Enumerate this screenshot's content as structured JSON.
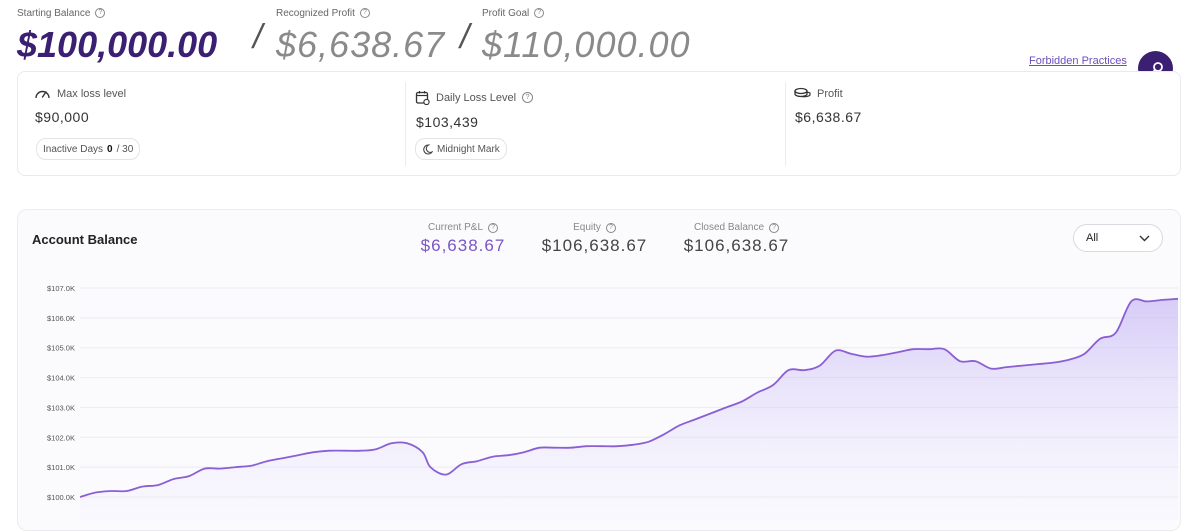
{
  "header": {
    "starting_balance": {
      "label": "Starting Balance",
      "value": "$100,000.00"
    },
    "recognized_profit": {
      "label": "Recognized Profit",
      "value": "$6,638.67"
    },
    "profit_goal": {
      "label": "Profit Goal",
      "value": "$110,000.00"
    },
    "separator": "/",
    "help_glyph": "?"
  },
  "links": {
    "forbidden_practices": "Forbidden Practices"
  },
  "cards": {
    "max_loss": {
      "label": "Max loss level",
      "value": "$90,000",
      "icon": "speedometer-icon"
    },
    "inactive": {
      "label": "Inactive Days",
      "current": "0",
      "total": "/ 30"
    },
    "daily_loss": {
      "label": "Daily Loss Level",
      "value": "$103,439",
      "icon": "calendar-icon"
    },
    "midnight": {
      "label": "Midnight Mark",
      "icon": "moon-icon"
    },
    "profit": {
      "label": "Profit",
      "value": "$6,638.67",
      "icon": "coins-icon"
    }
  },
  "panel": {
    "title": "Account Balance",
    "current_pl": {
      "label": "Current P&L",
      "value": "$6,638.67"
    },
    "equity": {
      "label": "Equity",
      "value": "$106,638.67"
    },
    "closed_balance": {
      "label": "Closed Balance",
      "value": "$106,638.67"
    },
    "range_select": {
      "value": "All"
    }
  },
  "colors": {
    "primary": "#3a1f72",
    "accent": "#7a55c7",
    "line": "#8a5fd4"
  },
  "chart_data": {
    "type": "area",
    "y_ticks": [
      "$100.0K",
      "$101.0K",
      "$102.0K",
      "$103.0K",
      "$104.0K",
      "$105.0K",
      "$106.0K",
      "$107.0K"
    ],
    "ylim": [
      100000,
      107000
    ],
    "grid": true,
    "series": [
      {
        "points": [
          [
            0,
            100000
          ],
          [
            2,
            100150
          ],
          [
            4,
            100200
          ],
          [
            6,
            100200
          ],
          [
            8,
            100350
          ],
          [
            10,
            100400
          ],
          [
            12,
            100600
          ],
          [
            14,
            100700
          ],
          [
            16,
            100950
          ],
          [
            18,
            100950
          ],
          [
            20,
            101000
          ],
          [
            22,
            101050
          ],
          [
            24,
            101200
          ],
          [
            26,
            101300
          ],
          [
            28,
            101400
          ],
          [
            30,
            101500
          ],
          [
            32,
            101550
          ],
          [
            34,
            101550
          ],
          [
            36,
            101550
          ],
          [
            38,
            101600
          ],
          [
            40,
            101800
          ],
          [
            42,
            101800
          ],
          [
            44,
            101500
          ],
          [
            45,
            101000
          ],
          [
            47,
            100750
          ],
          [
            49,
            101100
          ],
          [
            51,
            101200
          ],
          [
            53,
            101350
          ],
          [
            55,
            101400
          ],
          [
            57,
            101500
          ],
          [
            59,
            101650
          ],
          [
            61,
            101650
          ],
          [
            63,
            101650
          ],
          [
            65,
            101700
          ],
          [
            67,
            101700
          ],
          [
            69,
            101700
          ],
          [
            71,
            101750
          ],
          [
            73,
            101850
          ],
          [
            75,
            102100
          ],
          [
            77,
            102400
          ],
          [
            79,
            102600
          ],
          [
            81,
            102800
          ],
          [
            83,
            103000
          ],
          [
            85,
            103200
          ],
          [
            87,
            103500
          ],
          [
            89,
            103750
          ],
          [
            91,
            104250
          ],
          [
            93,
            104250
          ],
          [
            95,
            104400
          ],
          [
            97,
            104900
          ],
          [
            99,
            104800
          ],
          [
            101,
            104700
          ],
          [
            103,
            104750
          ],
          [
            105,
            104850
          ],
          [
            107,
            104950
          ],
          [
            109,
            104950
          ],
          [
            111,
            104950
          ],
          [
            113,
            104550
          ],
          [
            115,
            104550
          ],
          [
            117,
            104300
          ],
          [
            119,
            104350
          ],
          [
            121,
            104400
          ],
          [
            123,
            104450
          ],
          [
            125,
            104500
          ],
          [
            127,
            104600
          ],
          [
            129,
            104800
          ],
          [
            131,
            105300
          ],
          [
            133,
            105500
          ],
          [
            135,
            106550
          ],
          [
            137,
            106550
          ],
          [
            139,
            106600
          ],
          [
            141,
            106638
          ]
        ]
      }
    ]
  }
}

- _What the task requires_: Quote all of the entries word for word, omitting any pictures.

- _Solution for this problem_:
Enumerate this screenshot's content as structured JSON.
{
  "header": {
    "starting_balance": {
      "label": "Starting Balance",
      "value": "$100,000.00"
    },
    "recognized_profit": {
      "label": "Recognized Profit",
      "value": "$6,638.67"
    },
    "profit_goal": {
      "label": "Profit Goal",
      "value": "$110,000.00"
    },
    "separator": "/",
    "help_glyph": "?"
  },
  "links": {
    "forbidden_practices": "Forbidden Practices"
  },
  "cards": {
    "max_loss": {
      "label": "Max loss level",
      "value": "$90,000",
      "icon": "speedometer-icon"
    },
    "inactive": {
      "label": "Inactive Days",
      "current": "0",
      "total": "/ 30"
    },
    "daily_loss": {
      "label": "Daily Loss Level",
      "value": "$103,439",
      "icon": "calendar-icon"
    },
    "midnight": {
      "label": "Midnight Mark",
      "icon": "moon-icon"
    },
    "profit": {
      "label": "Profit",
      "value": "$6,638.67",
      "icon": "coins-icon"
    }
  },
  "panel": {
    "title": "Account Balance",
    "current_pl": {
      "label": "Current P&L",
      "value": "$6,638.67"
    },
    "equity": {
      "label": "Equity",
      "value": "$106,638.67"
    },
    "closed_balance": {
      "label": "Closed Balance",
      "value": "$106,638.67"
    },
    "range_select": {
      "value": "All"
    }
  },
  "colors": {
    "primary": "#3a1f72",
    "accent": "#7a55c7",
    "line": "#8a5fd4"
  },
  "chart_data": {
    "type": "area",
    "y_ticks": [
      "$100.0K",
      "$101.0K",
      "$102.0K",
      "$103.0K",
      "$104.0K",
      "$105.0K",
      "$106.0K",
      "$107.0K"
    ],
    "ylim": [
      100000,
      107000
    ],
    "grid": true,
    "series": [
      {
        "points": [
          [
            0,
            100000
          ],
          [
            2,
            100150
          ],
          [
            4,
            100200
          ],
          [
            6,
            100200
          ],
          [
            8,
            100350
          ],
          [
            10,
            100400
          ],
          [
            12,
            100600
          ],
          [
            14,
            100700
          ],
          [
            16,
            100950
          ],
          [
            18,
            100950
          ],
          [
            20,
            101000
          ],
          [
            22,
            101050
          ],
          [
            24,
            101200
          ],
          [
            26,
            101300
          ],
          [
            28,
            101400
          ],
          [
            30,
            101500
          ],
          [
            32,
            101550
          ],
          [
            34,
            101550
          ],
          [
            36,
            101550
          ],
          [
            38,
            101600
          ],
          [
            40,
            101800
          ],
          [
            42,
            101800
          ],
          [
            44,
            101500
          ],
          [
            45,
            101000
          ],
          [
            47,
            100750
          ],
          [
            49,
            101100
          ],
          [
            51,
            101200
          ],
          [
            53,
            101350
          ],
          [
            55,
            101400
          ],
          [
            57,
            101500
          ],
          [
            59,
            101650
          ],
          [
            61,
            101650
          ],
          [
            63,
            101650
          ],
          [
            65,
            101700
          ],
          [
            67,
            101700
          ],
          [
            69,
            101700
          ],
          [
            71,
            101750
          ],
          [
            73,
            101850
          ],
          [
            75,
            102100
          ],
          [
            77,
            102400
          ],
          [
            79,
            102600
          ],
          [
            81,
            102800
          ],
          [
            83,
            103000
          ],
          [
            85,
            103200
          ],
          [
            87,
            103500
          ],
          [
            89,
            103750
          ],
          [
            91,
            104250
          ],
          [
            93,
            104250
          ],
          [
            95,
            104400
          ],
          [
            97,
            104900
          ],
          [
            99,
            104800
          ],
          [
            101,
            104700
          ],
          [
            103,
            104750
          ],
          [
            105,
            104850
          ],
          [
            107,
            104950
          ],
          [
            109,
            104950
          ],
          [
            111,
            104950
          ],
          [
            113,
            104550
          ],
          [
            115,
            104550
          ],
          [
            117,
            104300
          ],
          [
            119,
            104350
          ],
          [
            121,
            104400
          ],
          [
            123,
            104450
          ],
          [
            125,
            104500
          ],
          [
            127,
            104600
          ],
          [
            129,
            104800
          ],
          [
            131,
            105300
          ],
          [
            133,
            105500
          ],
          [
            135,
            106550
          ],
          [
            137,
            106550
          ],
          [
            139,
            106600
          ],
          [
            141,
            106638
          ]
        ]
      }
    ]
  }
}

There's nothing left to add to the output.